• _Do this_
Extract and list every line that contains the word "CurrTF".

• _Provided information_

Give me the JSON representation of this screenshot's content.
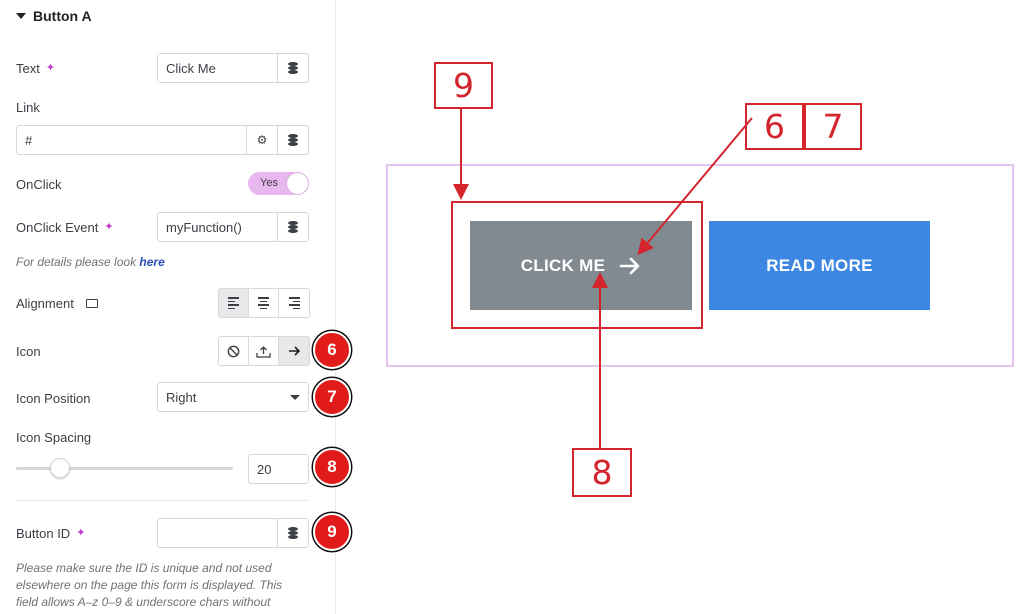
{
  "panel": {
    "section_title": "Button A",
    "text_label": "Text",
    "text_value": "Click Me",
    "link_label": "Link",
    "link_value": "#",
    "onclick_label": "OnClick",
    "onclick_toggle": "Yes",
    "onclick_event_label": "OnClick Event",
    "onclick_event_value": "myFunction()",
    "details_note": "For details please look",
    "details_link": "here",
    "alignment_label": "Alignment",
    "icon_label": "Icon",
    "icon_position_label": "Icon Position",
    "icon_position_value": "Right",
    "icon_spacing_label": "Icon Spacing",
    "icon_spacing_value": "20",
    "button_id_label": "Button ID",
    "button_id_value": "",
    "id_note_line1": "Please make sure the ID is unique and not used",
    "id_note_line2": "elsewhere on the page this form is displayed. This",
    "id_note_line3": "field allows A–z  0–9 & underscore chars without"
  },
  "badges": {
    "icon": "6",
    "icon_position": "7",
    "icon_spacing": "8",
    "button_id": "9"
  },
  "preview": {
    "button_a": "CLICK ME",
    "button_b": "READ MORE"
  },
  "callouts": {
    "c9": "9",
    "c6": "6",
    "c7": "7",
    "c8": "8"
  },
  "icons": {
    "ai": "sparkle-icon",
    "database": "database-icon",
    "settings": "gear-icon",
    "desktop": "desktop-icon",
    "none": "ban-icon",
    "upload": "upload-icon",
    "arrow": "arrow-right-icon"
  },
  "colors": {
    "accent_pink": "#e8b7ef",
    "badge_red": "#e11a1a",
    "annotation_red": "#d4252d",
    "button_gray": "#818a91",
    "button_blue": "#3d87e3",
    "preview_border": "#e4c3ee"
  },
  "slider": {
    "value": 20
  }
}
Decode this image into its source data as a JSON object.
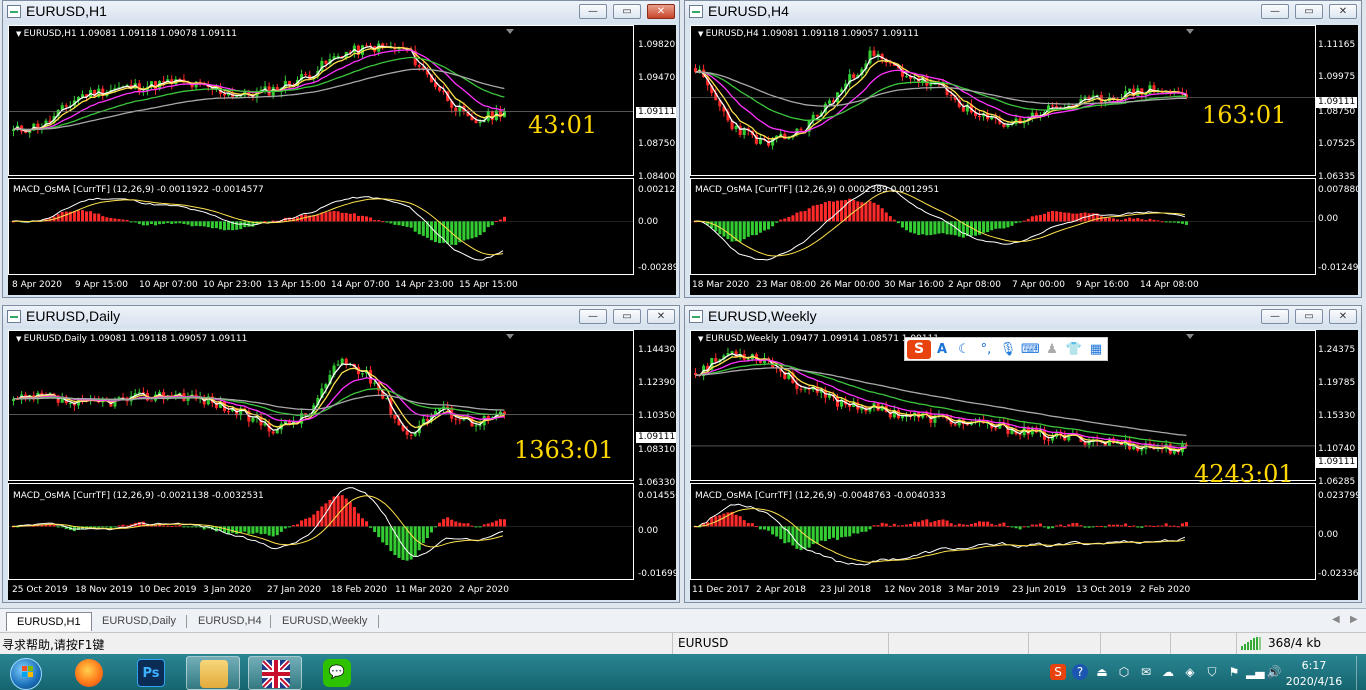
{
  "windows": [
    {
      "id": "h1",
      "title": "EURUSD,H1",
      "symbol_line": "EURUSD,H1  1.09081 1.09118 1.09078 1.09111",
      "osma_line": "MACD_OsMA [CurrTF] (12,26,9) -0.0011922 -0.0014577",
      "timer": "43:01",
      "price_axis": [
        "1.09820",
        "1.09470",
        "1.08750",
        "1.08400"
      ],
      "current_price": "1.09111",
      "osma_axis": [
        "0.0021275",
        "0.00",
        "-0.002893"
      ],
      "time_axis": [
        "8 Apr 2020",
        "9 Apr 15:00",
        "10 Apr 07:00",
        "10 Apr 23:00",
        "13 Apr 15:00",
        "14 Apr 07:00",
        "14 Apr 23:00",
        "15 Apr 15:00"
      ],
      "close_button_highlight": true,
      "seed": 11,
      "trend": [
        0.3,
        0.35,
        0.55,
        0.6,
        0.62,
        0.65,
        0.6,
        0.55,
        0.6,
        0.7,
        0.85,
        0.9,
        0.88,
        0.6,
        0.35,
        0.45
      ]
    },
    {
      "id": "h4",
      "title": "EURUSD,H4",
      "symbol_line": "EURUSD,H4  1.09081 1.09118 1.09057 1.09111",
      "osma_line": "MACD_OsMA [CurrTF] (12,26,9) 0.0002389 0.0012951",
      "timer": "163:01",
      "price_axis": [
        "1.11165",
        "1.09975",
        "1.08750",
        "1.07525",
        "1.06335"
      ],
      "current_price": "1.09111",
      "osma_axis": [
        "0.0078805",
        "0.00",
        "-0.012499"
      ],
      "time_axis": [
        "18 Mar 2020",
        "23 Mar 08:00",
        "26 Mar 00:00",
        "30 Mar 16:00",
        "2 Apr 08:00",
        "7 Apr 00:00",
        "9 Apr 16:00",
        "14 Apr 08:00"
      ],
      "close_button_highlight": false,
      "seed": 23,
      "trend": [
        0.75,
        0.35,
        0.2,
        0.3,
        0.55,
        0.85,
        0.7,
        0.6,
        0.4,
        0.35,
        0.45,
        0.5,
        0.55,
        0.6,
        0.55
      ]
    },
    {
      "id": "daily",
      "title": "EURUSD,Daily",
      "symbol_line": "EURUSD,Daily  1.09081 1.09118 1.09057 1.09111",
      "osma_line": "MACD_OsMA [CurrTF] (12,26,9) -0.0021138 -0.0032531",
      "timer": "1363:01",
      "price_axis": [
        "1.14430",
        "1.12390",
        "1.10350",
        "1.08310",
        "1.06330"
      ],
      "current_price": "1.09111",
      "osma_axis": [
        "0.0145505",
        "0.00",
        "-0.016995"
      ],
      "time_axis": [
        "25 Oct 2019",
        "18 Nov 2019",
        "10 Dec 2019",
        "3 Jan 2020",
        "27 Jan 2020",
        "18 Feb 2020",
        "11 Mar 2020",
        "2 Apr 2020"
      ],
      "close_button_highlight": false,
      "seed": 37,
      "trend": [
        0.55,
        0.58,
        0.52,
        0.55,
        0.58,
        0.6,
        0.55,
        0.45,
        0.35,
        0.45,
        0.85,
        0.7,
        0.3,
        0.5,
        0.4,
        0.45
      ]
    },
    {
      "id": "weekly",
      "title": "EURUSD,Weekly",
      "symbol_line": "EURUSD,Weekly  1.09477 1.09914 1.08571 1.09111",
      "osma_line": "MACD_OsMA [CurrTF] (12,26,9) -0.0048763 -0.0040333",
      "timer": "4243:01",
      "price_axis": [
        "1.24375",
        "1.19785",
        "1.15330",
        "1.10740",
        "1.06285"
      ],
      "current_price": "1.09111",
      "osma_axis": [
        "0.0237996",
        "0.00",
        "-0.023368"
      ],
      "time_axis": [
        "11 Dec 2017",
        "2 Apr 2018",
        "23 Jul 2018",
        "12 Nov 2018",
        "3 Mar 2019",
        "23 Jun 2019",
        "13 Oct 2019",
        "2 Feb 2020"
      ],
      "close_button_highlight": false,
      "seed": 53,
      "trend": [
        0.75,
        0.9,
        0.85,
        0.65,
        0.55,
        0.5,
        0.45,
        0.42,
        0.38,
        0.35,
        0.3,
        0.28,
        0.25,
        0.22,
        0.2
      ]
    }
  ],
  "ime_toolbar": {
    "logo": "S",
    "icons": [
      "letter-a-icon",
      "moon-icon",
      "punctuation-icon",
      "microphone-icon",
      "keyboard-icon",
      "user-icon",
      "shirt-icon",
      "grid-icon"
    ]
  },
  "tabs": [
    "EURUSD,H1",
    "EURUSD,Daily",
    "EURUSD,H4",
    "EURUSD,Weekly"
  ],
  "active_tab": "EURUSD,H1",
  "status": {
    "help": "寻求帮助,请按F1键",
    "profile": "EURUSD",
    "traffic": "368/4 kb"
  },
  "taskbar": {
    "apps": [
      "firefox",
      "photoshop",
      "file-explorer",
      "metatrader",
      "wechat"
    ],
    "ps_label": "Ps",
    "time": "6:17",
    "date": "2020/4/16"
  },
  "colors": {
    "bull": "#33cc33",
    "bear": "#ff2a2a",
    "ma_white": "#ffffff",
    "ma_yellow": "#ffe14d",
    "ma_magenta": "#ff33ff",
    "ma_green": "#3cc43c",
    "ma_gray": "#a8a8a8",
    "timer": "#ffd700"
  }
}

• _Solution for this exercise_
      "osma_line": "MACD_OsMA [CurrTF] (12,26,9) -0.0011922 -0.0014577",
      "osma_line": "MACD_OsMA [CurrTF] (12,26,9) 0.0002389 0.0012951",
      "osma_line": "MACD_OsMA [CurrTF] (12,26,9) -0.0021138 -0.0032531",
      "osma_line": "MACD_OsMA [CurrTF] (12,26,9) -0.0048763 -0.0040333",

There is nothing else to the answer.